Exercise prompt -
Look through the lines below and extract any with the word "your".

[Records from a collection]
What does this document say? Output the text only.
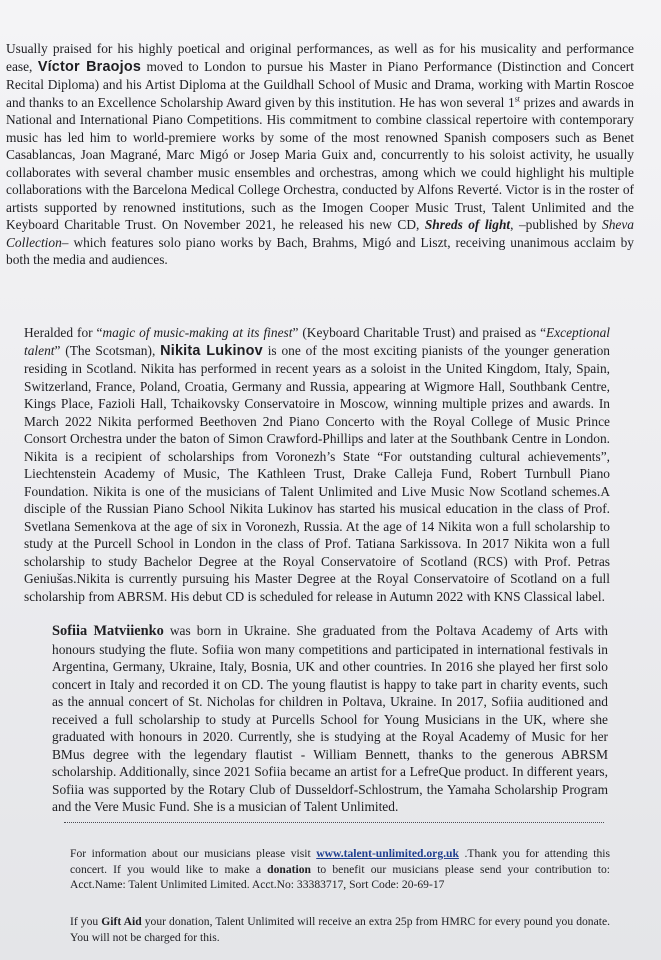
Usually praised for his highly poetical and original performances, as well as for his musicality and performance ease, Víctor Braojos moved to London to pursue his Master in Piano Performance (Distinction and Concert Recital Diploma) and his Artist Diploma at the Guildhall School of Music and Drama, working with Martin Roscoe and thanks to an Excellence Scholarship Award given by this institution. He has won several 1st prizes and awards in National and International Piano Competitions. His commitment to combine classical repertoire with contemporary music has led him to world-premiere works by some of the most renowned Spanish composers such as Benet Casablancas, Joan Magrané, Marc Migó or Josep Maria Guix and, concurrently to his soloist activity, he usually collaborates with several chamber music ensembles and orchestras, among which we could highlight his multiple collaborations with the Barcelona Medical College Orchestra, conducted by Alfons Reverté. Victor is in the roster of artists supported by renowned institutions, such as the Imogen Cooper Music Trust, Talent Unlimited and the Keyboard Charitable Trust. On November 2021, he released his new CD, Shreds of light, –published by Sheva Collection– which features solo piano works by Bach, Brahms, Migó and Liszt, receiving unanimous acclaim by both the media and audiences.

Heralded for “magic of music-making at its finest” (Keyboard Charitable Trust) and praised as “Exceptional talent” (The Scotsman), Nikita Lukinov is one of the most exciting pianists of the younger generation residing in Scotland. Nikita has performed in recent years as a soloist in the United Kingdom, Italy, Spain, Switzerland, France, Poland, Croatia, Germany and Russia, appearing at Wigmore Hall, Southbank Centre, Kings Place, Fazioli Hall, Tchaikovsky Conservatoire in Moscow, winning multiple prizes and awards. In March 2022 Nikita performed Beethoven 2nd Piano Concerto with the Royal College of Music Prince Consort Orchestra under the baton of Simon Crawford-Phillips and later at the Southbank Centre in London. Nikita is a recipient of scholarships from Voronezh’s State “For outstanding cultural achievements”, Liechtenstein Academy of Music, The Kathleen Trust, Drake Calleja Fund, Robert Turnbull Piano Foundation. Nikita is one of the musicians of Talent Unlimited and Live Music Now Scotland schemes.A disciple of the Russian Piano School Nikita Lukinov has started his musical education in the class of Prof. Svetlana Semenkova at the age of six in Voronezh, Russia. At the age of 14 Nikita won a full scholarship to study at the Purcell School in London in the class of Prof. Tatiana Sarkissova. In 2017 Nikita won a full scholarship to study Bachelor Degree at the Royal Conservatoire of Scotland (RCS) with Prof. Petras Geniušas.Nikita is currently pursuing his Master Degree at the Royal Conservatoire of Scotland on a full scholarship from ABRSM. His debut CD is scheduled for release in Autumn 2022 with KNS Classical label.

Sofiia Matviienko was born in Ukraine. She graduated from the Poltava Academy of Arts with honours studying the flute. Sofiia won many competitions and participated in international festivals in Argentina, Germany, Ukraine, Italy, Bosnia, UK and other countries. In 2016 she played her first solo concert in Italy and recorded it on CD. The young flautist is happy to take part in charity events, such as the annual concert of St. Nicholas for children in Poltava, Ukraine. In 2017, Sofiia auditioned and received a full scholarship to study at Purcells School for Young Musicians in the UK, where she graduated with honours in 2020. Currently, she is studying at the Royal Academy of Music for her BMus degree with the legendary flautist - William Bennett, thanks to the generous ABRSM scholarship. Additionally, since 2021 Sofiia became an artist for a LefreQue product. In different years, Sofiia was supported by the Rotary Club of Dusseldorf-Schlostrum, the Yamaha Scholarship Program and the Vere Music Fund. She is a musician of Talent Unlimited.

For information about our musicians please visit www.talent-unlimited.org.uk .Thank you for attending this concert. If you would like to make a donation to benefit our musicians please send your contribution to: Acct.Name: Talent Unlimited Limited. Acct.No: 33383717, Sort Code: 20-69-17

If you Gift Aid your donation, Talent Unlimited will receive an extra 25p from HMRC for every pound you donate. You will not be charged for this.
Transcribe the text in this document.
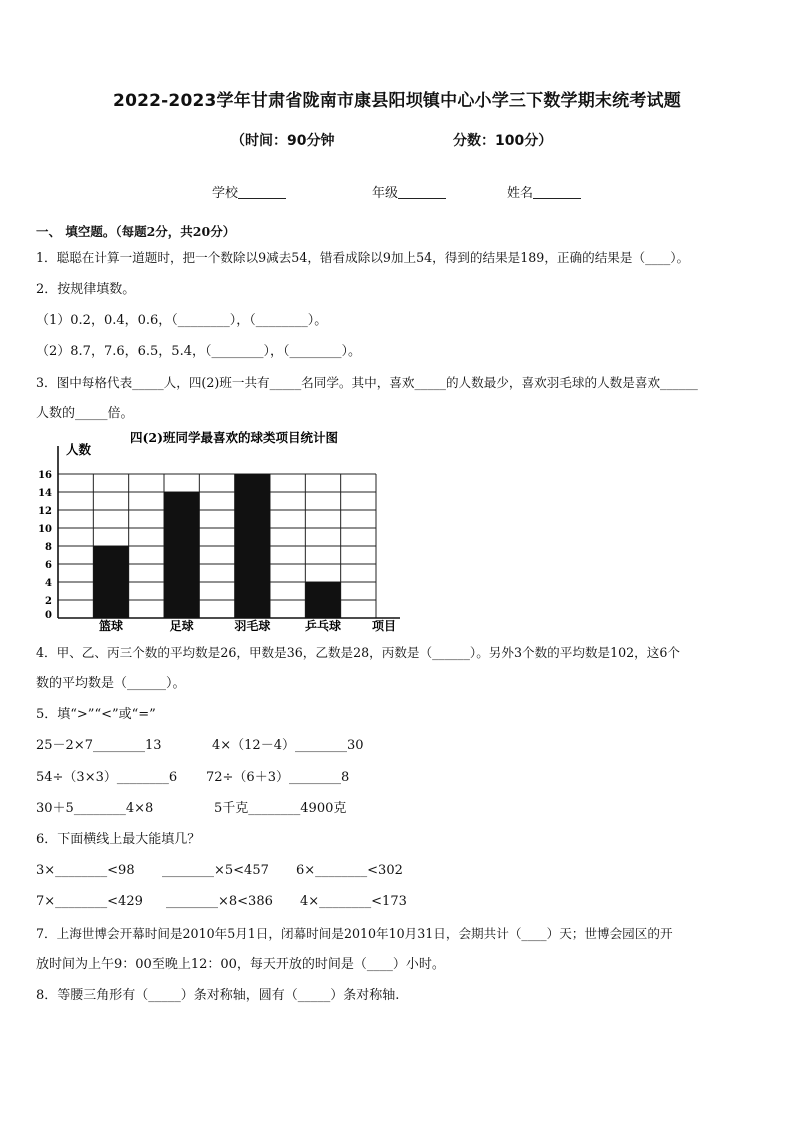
2022-2023学年甘肃省陇南市康县阳坝镇中心小学三下数学期末统考试题
（时间：90分钟	分数：100分）
学校	年级	姓名
一、 填空题。（每题2分，共20分）
1．聪聪在计算一道题时，把一个数除以9减去54，错看成除以9加上54，得到的结果是189，正确的结果是（____）。
2．按规律填数。
（1）0.2，0.4，0.6，（________），（________）。
（2）8.7，7.6，6.5，5.4，（________），（________）。
3．图中每格代表_____人，四(2)班一共有_____名同学。其中，喜欢_____的人数最少，喜欢羽毛球的人数是喜欢______
人数的_____倍。
0
2
4
6
8
10
12
14
16
篮球	足球	羽毛球	乒乓球
四(2)班同学最喜欢的球类项目统计图
人数
项目
4．甲、乙、丙三个数的平均数是26，甲数是36，乙数是28，丙数是（______）。另外3个数的平均数是102，这6个
数的平均数是（______）。
5．填“>”“<”或“=”
25－2×7________13	4×（12－4）________30
54÷（3×3）________6 72÷（6＋3）________8
30＋5________4×8	5千克________4900克
6．下面横线上最大能填几？
3×________<98 ________×5<457 6×________<302
7×________<429 ________×8<386 4×________<173
7．上海世博会开幕时间是2010年5月1日，闭幕时间是2010年10月31日，会期共计（____）天；世博会园区的开
放时间为上午9：00至晚上12：00，每天开放的时间是（____）小时。
8．等腰三角形有（_____）条对称轴，圆有（_____）条对称轴.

Reply to the task -
For information about our musicians please visit www.talent-unlimited.org.uk .Thank you for attending this concert. If you would like to make a donation to benefit our musicians please send your contribution to: Acct.Name: Talent Unlimited Limited. Acct.No: 33383717, Sort Code: 20-69-17
If you Gift Aid your donation, Talent Unlimited will receive an extra 25p from HMRC for every pound you donate. You will not be charged for this.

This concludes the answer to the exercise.